Leave out the pictures, then reproduce the rest of the material exactly.

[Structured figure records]
########
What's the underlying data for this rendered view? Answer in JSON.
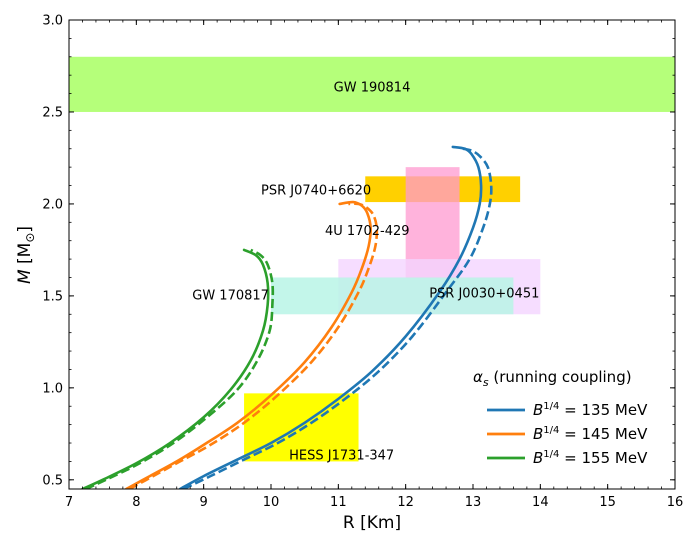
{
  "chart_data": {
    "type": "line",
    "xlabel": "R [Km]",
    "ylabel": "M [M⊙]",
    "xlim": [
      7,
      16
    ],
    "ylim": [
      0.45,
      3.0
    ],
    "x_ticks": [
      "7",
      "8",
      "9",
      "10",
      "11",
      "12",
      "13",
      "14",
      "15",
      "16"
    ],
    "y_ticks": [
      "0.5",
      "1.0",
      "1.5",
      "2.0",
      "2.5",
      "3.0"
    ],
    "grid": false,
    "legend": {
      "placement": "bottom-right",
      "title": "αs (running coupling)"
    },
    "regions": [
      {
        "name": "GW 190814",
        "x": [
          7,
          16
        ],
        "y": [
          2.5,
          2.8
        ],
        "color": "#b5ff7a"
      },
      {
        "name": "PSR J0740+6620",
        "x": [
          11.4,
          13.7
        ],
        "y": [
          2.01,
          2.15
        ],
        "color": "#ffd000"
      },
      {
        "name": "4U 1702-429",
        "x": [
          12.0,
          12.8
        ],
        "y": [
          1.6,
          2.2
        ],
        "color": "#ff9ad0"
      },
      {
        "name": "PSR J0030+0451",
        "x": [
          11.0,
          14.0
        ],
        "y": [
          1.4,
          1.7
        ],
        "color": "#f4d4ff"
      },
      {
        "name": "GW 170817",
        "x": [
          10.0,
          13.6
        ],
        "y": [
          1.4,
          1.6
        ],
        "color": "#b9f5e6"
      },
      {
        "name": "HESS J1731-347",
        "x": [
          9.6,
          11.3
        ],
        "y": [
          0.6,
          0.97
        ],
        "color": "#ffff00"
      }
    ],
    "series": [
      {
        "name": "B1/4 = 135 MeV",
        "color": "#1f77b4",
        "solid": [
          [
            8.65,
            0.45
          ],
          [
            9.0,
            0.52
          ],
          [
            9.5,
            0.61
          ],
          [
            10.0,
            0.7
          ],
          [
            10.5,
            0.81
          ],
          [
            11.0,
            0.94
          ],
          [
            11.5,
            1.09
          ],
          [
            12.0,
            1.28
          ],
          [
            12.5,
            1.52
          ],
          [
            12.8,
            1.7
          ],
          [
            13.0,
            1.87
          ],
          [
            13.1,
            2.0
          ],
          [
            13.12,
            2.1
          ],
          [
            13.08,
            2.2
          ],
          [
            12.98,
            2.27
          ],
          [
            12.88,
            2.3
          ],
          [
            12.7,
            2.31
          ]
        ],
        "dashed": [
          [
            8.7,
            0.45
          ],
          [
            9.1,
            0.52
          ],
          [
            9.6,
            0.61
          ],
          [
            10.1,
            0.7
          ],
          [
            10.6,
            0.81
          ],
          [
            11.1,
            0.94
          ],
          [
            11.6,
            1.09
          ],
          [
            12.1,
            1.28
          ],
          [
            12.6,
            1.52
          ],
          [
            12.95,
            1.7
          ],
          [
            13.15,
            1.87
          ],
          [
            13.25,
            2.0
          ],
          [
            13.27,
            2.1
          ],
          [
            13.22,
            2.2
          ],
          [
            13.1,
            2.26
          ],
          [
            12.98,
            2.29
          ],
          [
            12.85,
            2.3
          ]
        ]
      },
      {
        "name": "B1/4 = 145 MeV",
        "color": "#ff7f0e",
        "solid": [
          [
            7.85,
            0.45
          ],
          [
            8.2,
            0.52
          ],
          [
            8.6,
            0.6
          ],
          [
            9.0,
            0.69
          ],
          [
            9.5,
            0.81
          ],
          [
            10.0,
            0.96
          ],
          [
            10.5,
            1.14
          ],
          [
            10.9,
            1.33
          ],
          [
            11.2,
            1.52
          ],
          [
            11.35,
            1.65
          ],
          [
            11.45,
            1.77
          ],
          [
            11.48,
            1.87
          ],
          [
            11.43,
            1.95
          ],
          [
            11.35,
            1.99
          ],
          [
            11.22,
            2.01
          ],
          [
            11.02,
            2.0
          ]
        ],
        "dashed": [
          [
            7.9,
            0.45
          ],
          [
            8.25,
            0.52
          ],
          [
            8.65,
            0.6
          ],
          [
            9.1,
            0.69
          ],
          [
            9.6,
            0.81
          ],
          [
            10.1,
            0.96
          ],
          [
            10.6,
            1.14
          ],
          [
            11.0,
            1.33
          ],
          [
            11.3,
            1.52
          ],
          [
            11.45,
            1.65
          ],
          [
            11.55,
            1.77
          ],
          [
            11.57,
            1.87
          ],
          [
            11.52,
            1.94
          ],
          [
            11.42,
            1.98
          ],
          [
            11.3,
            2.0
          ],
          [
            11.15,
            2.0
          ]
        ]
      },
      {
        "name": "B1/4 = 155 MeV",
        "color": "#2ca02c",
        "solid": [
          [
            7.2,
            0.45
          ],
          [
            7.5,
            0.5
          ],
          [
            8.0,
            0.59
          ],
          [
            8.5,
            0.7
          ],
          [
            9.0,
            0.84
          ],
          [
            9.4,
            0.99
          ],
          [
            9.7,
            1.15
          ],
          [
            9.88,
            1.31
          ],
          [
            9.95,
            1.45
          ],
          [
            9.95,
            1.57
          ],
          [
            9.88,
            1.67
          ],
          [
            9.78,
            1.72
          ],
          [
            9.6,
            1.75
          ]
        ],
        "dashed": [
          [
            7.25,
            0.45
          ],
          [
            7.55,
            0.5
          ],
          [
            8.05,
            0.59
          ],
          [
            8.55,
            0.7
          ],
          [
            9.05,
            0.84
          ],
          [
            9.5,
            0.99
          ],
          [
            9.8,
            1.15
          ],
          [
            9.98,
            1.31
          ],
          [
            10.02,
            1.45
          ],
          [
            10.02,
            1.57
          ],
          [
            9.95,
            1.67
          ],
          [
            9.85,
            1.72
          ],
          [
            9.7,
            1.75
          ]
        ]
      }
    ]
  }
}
########
**Final result:**
What's the underlying data for this rendered view? Answer in JSON.
{
  "chart_data": {
    "type": "line",
    "xlabel": "R [Km]",
    "ylabel": "M [M⊙]",
    "xlim": [
      7,
      16
    ],
    "ylim": [
      0.45,
      3.0
    ],
    "x_ticks": [
      "7",
      "8",
      "9",
      "10",
      "11",
      "12",
      "13",
      "14",
      "15",
      "16"
    ],
    "y_ticks": [
      "0.5",
      "1.0",
      "1.5",
      "2.0",
      "2.5",
      "3.0"
    ],
    "grid": false,
    "legend": {
      "placement": "bottom-right",
      "title": "αs (running coupling)"
    },
    "regions": [
      {
        "name": "GW 190814",
        "x": [
          7,
          16
        ],
        "y": [
          2.5,
          2.8
        ],
        "color": "#b5ff7a"
      },
      {
        "name": "PSR J0740+6620",
        "x": [
          11.4,
          13.7
        ],
        "y": [
          2.01,
          2.15
        ],
        "color": "#ffd000"
      },
      {
        "name": "4U 1702-429",
        "x": [
          12.0,
          12.8
        ],
        "y": [
          1.6,
          2.2
        ],
        "color": "#ff9ad0"
      },
      {
        "name": "PSR J0030+0451",
        "x": [
          11.0,
          14.0
        ],
        "y": [
          1.4,
          1.7
        ],
        "color": "#f4d4ff"
      },
      {
        "name": "GW 170817",
        "x": [
          10.0,
          13.6
        ],
        "y": [
          1.4,
          1.6
        ],
        "color": "#b9f5e6"
      },
      {
        "name": "HESS J1731-347",
        "x": [
          9.6,
          11.3
        ],
        "y": [
          0.6,
          0.97
        ],
        "color": "#ffff00"
      }
    ],
    "series": [
      {
        "name": "B1/4 = 135 MeV",
        "color": "#1f77b4",
        "solid": [
          [
            8.65,
            0.45
          ],
          [
            9.0,
            0.52
          ],
          [
            9.5,
            0.61
          ],
          [
            10.0,
            0.7
          ],
          [
            10.5,
            0.81
          ],
          [
            11.0,
            0.94
          ],
          [
            11.5,
            1.09
          ],
          [
            12.0,
            1.28
          ],
          [
            12.5,
            1.52
          ],
          [
            12.8,
            1.7
          ],
          [
            13.0,
            1.87
          ],
          [
            13.1,
            2.0
          ],
          [
            13.12,
            2.1
          ],
          [
            13.08,
            2.2
          ],
          [
            12.98,
            2.27
          ],
          [
            12.88,
            2.3
          ],
          [
            12.7,
            2.31
          ]
        ],
        "dashed": [
          [
            8.7,
            0.45
          ],
          [
            9.1,
            0.52
          ],
          [
            9.6,
            0.61
          ],
          [
            10.1,
            0.7
          ],
          [
            10.6,
            0.81
          ],
          [
            11.1,
            0.94
          ],
          [
            11.6,
            1.09
          ],
          [
            12.1,
            1.28
          ],
          [
            12.6,
            1.52
          ],
          [
            12.95,
            1.7
          ],
          [
            13.15,
            1.87
          ],
          [
            13.25,
            2.0
          ],
          [
            13.27,
            2.1
          ],
          [
            13.22,
            2.2
          ],
          [
            13.1,
            2.26
          ],
          [
            12.98,
            2.29
          ],
          [
            12.85,
            2.3
          ]
        ]
      },
      {
        "name": "B1/4 = 145 MeV",
        "color": "#ff7f0e",
        "solid": [
          [
            7.85,
            0.45
          ],
          [
            8.2,
            0.52
          ],
          [
            8.6,
            0.6
          ],
          [
            9.0,
            0.69
          ],
          [
            9.5,
            0.81
          ],
          [
            10.0,
            0.96
          ],
          [
            10.5,
            1.14
          ],
          [
            10.9,
            1.33
          ],
          [
            11.2,
            1.52
          ],
          [
            11.35,
            1.65
          ],
          [
            11.45,
            1.77
          ],
          [
            11.48,
            1.87
          ],
          [
            11.43,
            1.95
          ],
          [
            11.35,
            1.99
          ],
          [
            11.22,
            2.01
          ],
          [
            11.02,
            2.0
          ]
        ],
        "dashed": [
          [
            7.9,
            0.45
          ],
          [
            8.25,
            0.52
          ],
          [
            8.65,
            0.6
          ],
          [
            9.1,
            0.69
          ],
          [
            9.6,
            0.81
          ],
          [
            10.1,
            0.96
          ],
          [
            10.6,
            1.14
          ],
          [
            11.0,
            1.33
          ],
          [
            11.3,
            1.52
          ],
          [
            11.45,
            1.65
          ],
          [
            11.55,
            1.77
          ],
          [
            11.57,
            1.87
          ],
          [
            11.52,
            1.94
          ],
          [
            11.42,
            1.98
          ],
          [
            11.3,
            2.0
          ],
          [
            11.15,
            2.0
          ]
        ]
      },
      {
        "name": "B1/4 = 155 MeV",
        "color": "#2ca02c",
        "solid": [
          [
            7.2,
            0.45
          ],
          [
            7.5,
            0.5
          ],
          [
            8.0,
            0.59
          ],
          [
            8.5,
            0.7
          ],
          [
            9.0,
            0.84
          ],
          [
            9.4,
            0.99
          ],
          [
            9.7,
            1.15
          ],
          [
            9.88,
            1.31
          ],
          [
            9.95,
            1.45
          ],
          [
            9.95,
            1.57
          ],
          [
            9.88,
            1.67
          ],
          [
            9.78,
            1.72
          ],
          [
            9.6,
            1.75
          ]
        ],
        "dashed": [
          [
            7.25,
            0.45
          ],
          [
            7.55,
            0.5
          ],
          [
            8.05,
            0.59
          ],
          [
            8.55,
            0.7
          ],
          [
            9.05,
            0.84
          ],
          [
            9.5,
            0.99
          ],
          [
            9.8,
            1.15
          ],
          [
            9.98,
            1.31
          ],
          [
            10.02,
            1.45
          ],
          [
            10.02,
            1.57
          ],
          [
            9.95,
            1.67
          ],
          [
            9.85,
            1.72
          ],
          [
            9.7,
            1.75
          ]
        ]
      }
    ]
  }
}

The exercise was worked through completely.